Exercise prompt - Gather all lines with the word "step" in them.

Entries from a dataset
— Start —

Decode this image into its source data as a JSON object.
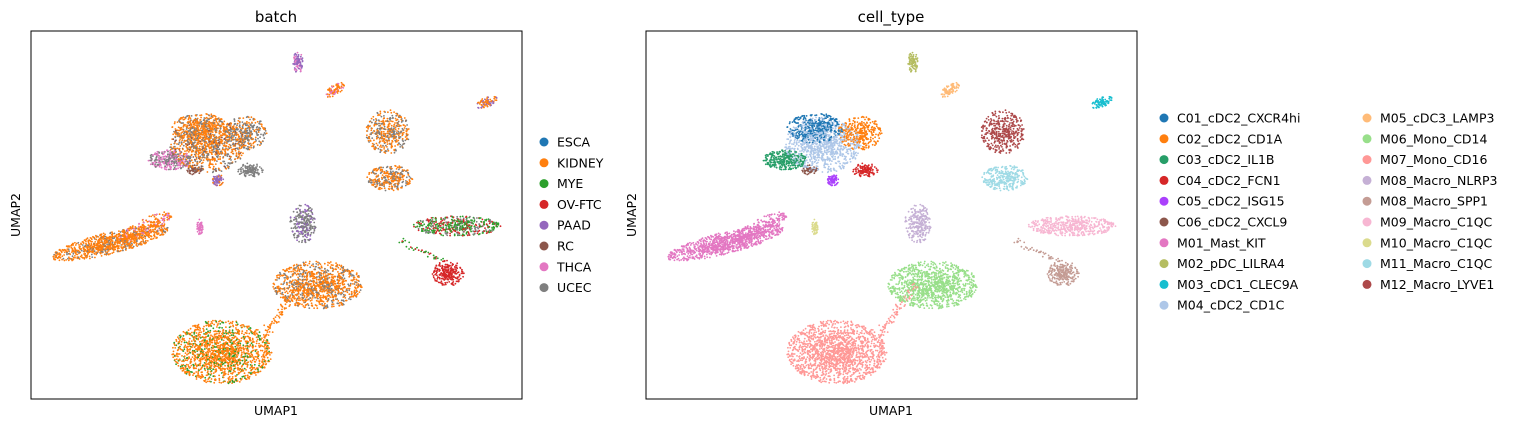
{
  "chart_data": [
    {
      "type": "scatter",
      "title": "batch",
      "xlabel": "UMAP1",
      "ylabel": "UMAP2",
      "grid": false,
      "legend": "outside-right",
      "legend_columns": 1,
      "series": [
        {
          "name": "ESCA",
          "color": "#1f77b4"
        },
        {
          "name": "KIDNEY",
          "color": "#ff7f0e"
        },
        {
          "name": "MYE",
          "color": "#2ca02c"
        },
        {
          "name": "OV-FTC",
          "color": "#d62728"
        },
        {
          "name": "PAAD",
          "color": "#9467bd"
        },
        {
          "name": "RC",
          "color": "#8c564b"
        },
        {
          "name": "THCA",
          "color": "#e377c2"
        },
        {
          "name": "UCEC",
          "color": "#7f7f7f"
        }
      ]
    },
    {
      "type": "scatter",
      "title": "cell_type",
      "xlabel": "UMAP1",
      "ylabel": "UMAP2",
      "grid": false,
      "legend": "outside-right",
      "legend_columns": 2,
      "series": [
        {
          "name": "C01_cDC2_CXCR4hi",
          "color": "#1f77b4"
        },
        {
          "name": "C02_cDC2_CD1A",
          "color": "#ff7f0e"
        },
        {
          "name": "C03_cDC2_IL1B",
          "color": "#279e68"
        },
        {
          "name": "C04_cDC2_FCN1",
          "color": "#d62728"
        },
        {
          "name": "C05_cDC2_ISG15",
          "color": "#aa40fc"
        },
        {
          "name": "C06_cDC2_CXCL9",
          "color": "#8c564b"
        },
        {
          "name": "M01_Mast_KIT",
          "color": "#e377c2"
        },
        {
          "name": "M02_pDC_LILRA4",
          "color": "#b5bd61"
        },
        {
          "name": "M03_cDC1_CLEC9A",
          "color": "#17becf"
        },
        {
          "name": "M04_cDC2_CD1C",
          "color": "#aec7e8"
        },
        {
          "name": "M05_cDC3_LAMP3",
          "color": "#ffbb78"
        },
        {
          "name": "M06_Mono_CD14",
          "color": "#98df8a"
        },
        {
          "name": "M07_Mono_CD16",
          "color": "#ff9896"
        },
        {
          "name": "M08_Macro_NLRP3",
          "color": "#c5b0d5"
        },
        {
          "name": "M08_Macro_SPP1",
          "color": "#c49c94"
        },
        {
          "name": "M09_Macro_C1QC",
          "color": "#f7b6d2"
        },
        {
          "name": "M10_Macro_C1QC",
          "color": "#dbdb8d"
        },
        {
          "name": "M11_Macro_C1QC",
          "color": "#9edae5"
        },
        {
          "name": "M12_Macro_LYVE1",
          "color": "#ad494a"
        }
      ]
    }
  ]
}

— End —
— Start —

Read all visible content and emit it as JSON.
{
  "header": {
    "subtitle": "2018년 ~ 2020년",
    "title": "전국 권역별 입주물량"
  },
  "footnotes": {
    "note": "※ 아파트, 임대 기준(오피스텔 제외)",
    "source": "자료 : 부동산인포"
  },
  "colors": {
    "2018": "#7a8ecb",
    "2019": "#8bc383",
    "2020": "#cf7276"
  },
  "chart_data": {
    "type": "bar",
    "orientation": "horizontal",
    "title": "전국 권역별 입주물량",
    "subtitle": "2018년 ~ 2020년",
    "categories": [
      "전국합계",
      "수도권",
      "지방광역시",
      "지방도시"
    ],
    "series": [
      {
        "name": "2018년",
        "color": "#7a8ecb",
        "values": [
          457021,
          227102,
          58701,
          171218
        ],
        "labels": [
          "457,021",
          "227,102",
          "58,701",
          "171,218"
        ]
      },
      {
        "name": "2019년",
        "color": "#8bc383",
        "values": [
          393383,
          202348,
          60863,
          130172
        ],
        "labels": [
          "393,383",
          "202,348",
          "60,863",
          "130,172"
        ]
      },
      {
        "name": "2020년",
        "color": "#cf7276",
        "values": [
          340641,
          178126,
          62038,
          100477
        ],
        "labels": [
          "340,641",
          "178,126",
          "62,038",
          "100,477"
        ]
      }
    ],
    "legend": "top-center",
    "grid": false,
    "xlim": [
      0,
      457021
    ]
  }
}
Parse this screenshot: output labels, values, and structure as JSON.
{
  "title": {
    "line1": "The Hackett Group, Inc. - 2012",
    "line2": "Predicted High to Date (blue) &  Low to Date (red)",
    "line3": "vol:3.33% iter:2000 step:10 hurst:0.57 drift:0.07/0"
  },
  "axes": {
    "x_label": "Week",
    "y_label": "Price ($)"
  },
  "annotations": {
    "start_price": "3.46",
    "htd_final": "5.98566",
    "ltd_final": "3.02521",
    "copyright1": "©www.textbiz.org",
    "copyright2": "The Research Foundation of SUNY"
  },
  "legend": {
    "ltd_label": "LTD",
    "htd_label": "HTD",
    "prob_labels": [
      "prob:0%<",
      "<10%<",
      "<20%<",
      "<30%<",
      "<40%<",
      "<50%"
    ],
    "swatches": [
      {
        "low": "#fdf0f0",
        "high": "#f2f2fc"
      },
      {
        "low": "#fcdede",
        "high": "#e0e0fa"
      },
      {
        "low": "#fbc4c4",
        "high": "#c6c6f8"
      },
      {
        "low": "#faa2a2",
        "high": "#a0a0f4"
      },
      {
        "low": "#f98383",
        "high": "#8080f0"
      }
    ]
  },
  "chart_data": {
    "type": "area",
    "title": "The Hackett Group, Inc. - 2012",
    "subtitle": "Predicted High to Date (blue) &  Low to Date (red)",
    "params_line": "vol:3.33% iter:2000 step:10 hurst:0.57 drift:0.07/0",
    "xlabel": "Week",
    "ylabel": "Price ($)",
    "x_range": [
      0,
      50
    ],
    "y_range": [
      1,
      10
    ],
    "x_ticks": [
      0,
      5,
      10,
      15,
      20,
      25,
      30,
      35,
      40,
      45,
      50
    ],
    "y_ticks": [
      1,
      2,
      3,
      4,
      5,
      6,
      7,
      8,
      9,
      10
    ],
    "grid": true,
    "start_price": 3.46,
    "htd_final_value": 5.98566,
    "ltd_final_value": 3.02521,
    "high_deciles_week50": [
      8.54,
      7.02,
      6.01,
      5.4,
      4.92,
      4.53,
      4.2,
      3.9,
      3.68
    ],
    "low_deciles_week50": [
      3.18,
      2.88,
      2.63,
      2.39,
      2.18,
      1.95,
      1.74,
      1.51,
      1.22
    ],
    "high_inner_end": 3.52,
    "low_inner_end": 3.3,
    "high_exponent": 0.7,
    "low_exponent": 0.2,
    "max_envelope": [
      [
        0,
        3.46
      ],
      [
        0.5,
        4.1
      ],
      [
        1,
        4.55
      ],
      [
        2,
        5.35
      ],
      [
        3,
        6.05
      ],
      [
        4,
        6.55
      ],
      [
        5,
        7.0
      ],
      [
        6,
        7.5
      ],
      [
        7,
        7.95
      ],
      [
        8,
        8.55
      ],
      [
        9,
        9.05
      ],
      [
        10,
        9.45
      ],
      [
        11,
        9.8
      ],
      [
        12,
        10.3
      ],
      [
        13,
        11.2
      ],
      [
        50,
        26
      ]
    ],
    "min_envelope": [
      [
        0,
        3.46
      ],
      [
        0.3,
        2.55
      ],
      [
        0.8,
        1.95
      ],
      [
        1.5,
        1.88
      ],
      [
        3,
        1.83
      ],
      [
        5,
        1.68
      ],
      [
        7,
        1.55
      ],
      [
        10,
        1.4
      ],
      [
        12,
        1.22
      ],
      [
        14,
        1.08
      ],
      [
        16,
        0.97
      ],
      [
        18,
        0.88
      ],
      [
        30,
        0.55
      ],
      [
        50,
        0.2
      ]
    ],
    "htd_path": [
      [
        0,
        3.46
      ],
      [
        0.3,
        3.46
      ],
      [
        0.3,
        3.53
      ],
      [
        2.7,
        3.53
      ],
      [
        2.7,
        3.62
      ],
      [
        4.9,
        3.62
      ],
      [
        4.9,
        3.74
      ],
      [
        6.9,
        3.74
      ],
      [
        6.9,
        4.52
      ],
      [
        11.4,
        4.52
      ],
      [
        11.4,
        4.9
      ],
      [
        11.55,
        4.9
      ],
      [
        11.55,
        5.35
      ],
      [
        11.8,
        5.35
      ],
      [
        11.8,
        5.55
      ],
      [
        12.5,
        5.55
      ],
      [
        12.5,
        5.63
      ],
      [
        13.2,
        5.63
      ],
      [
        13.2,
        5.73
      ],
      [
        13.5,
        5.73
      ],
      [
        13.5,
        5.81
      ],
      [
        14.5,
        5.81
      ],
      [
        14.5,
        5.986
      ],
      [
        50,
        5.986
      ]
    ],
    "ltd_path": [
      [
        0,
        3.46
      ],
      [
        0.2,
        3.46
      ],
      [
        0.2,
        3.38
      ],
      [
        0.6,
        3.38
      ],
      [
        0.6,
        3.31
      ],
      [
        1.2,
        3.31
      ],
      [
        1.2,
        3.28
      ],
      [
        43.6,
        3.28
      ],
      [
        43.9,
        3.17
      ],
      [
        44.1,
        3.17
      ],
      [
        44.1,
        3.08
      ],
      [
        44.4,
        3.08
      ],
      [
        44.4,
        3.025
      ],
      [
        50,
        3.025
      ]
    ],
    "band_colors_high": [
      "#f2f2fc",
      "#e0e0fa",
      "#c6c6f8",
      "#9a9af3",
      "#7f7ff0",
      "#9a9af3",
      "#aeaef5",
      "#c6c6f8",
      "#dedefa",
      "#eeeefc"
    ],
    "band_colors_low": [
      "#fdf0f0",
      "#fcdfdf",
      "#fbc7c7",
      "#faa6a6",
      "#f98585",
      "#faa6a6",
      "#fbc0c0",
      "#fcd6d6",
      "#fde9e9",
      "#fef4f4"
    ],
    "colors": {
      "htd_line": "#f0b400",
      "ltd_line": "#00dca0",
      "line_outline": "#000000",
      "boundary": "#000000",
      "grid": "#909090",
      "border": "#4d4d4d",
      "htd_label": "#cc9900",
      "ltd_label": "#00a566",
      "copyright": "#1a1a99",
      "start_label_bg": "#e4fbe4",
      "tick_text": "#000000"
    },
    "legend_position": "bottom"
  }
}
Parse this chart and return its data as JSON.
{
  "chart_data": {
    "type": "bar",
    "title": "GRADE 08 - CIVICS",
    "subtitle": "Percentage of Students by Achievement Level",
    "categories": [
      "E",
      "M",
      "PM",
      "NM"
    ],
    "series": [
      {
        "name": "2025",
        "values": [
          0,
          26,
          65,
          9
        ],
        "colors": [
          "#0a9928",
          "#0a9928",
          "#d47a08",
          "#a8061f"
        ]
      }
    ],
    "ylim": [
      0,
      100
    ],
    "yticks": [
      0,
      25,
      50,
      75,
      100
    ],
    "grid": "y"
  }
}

— End —

Worked answer -
    "line3": "vol:3.33% iter:2000 step:10 hurst:0.57 drift:0.07/0"
    "params_line": "vol:3.33% iter:2000 step:10 hurst:0.57 drift:0.07/0",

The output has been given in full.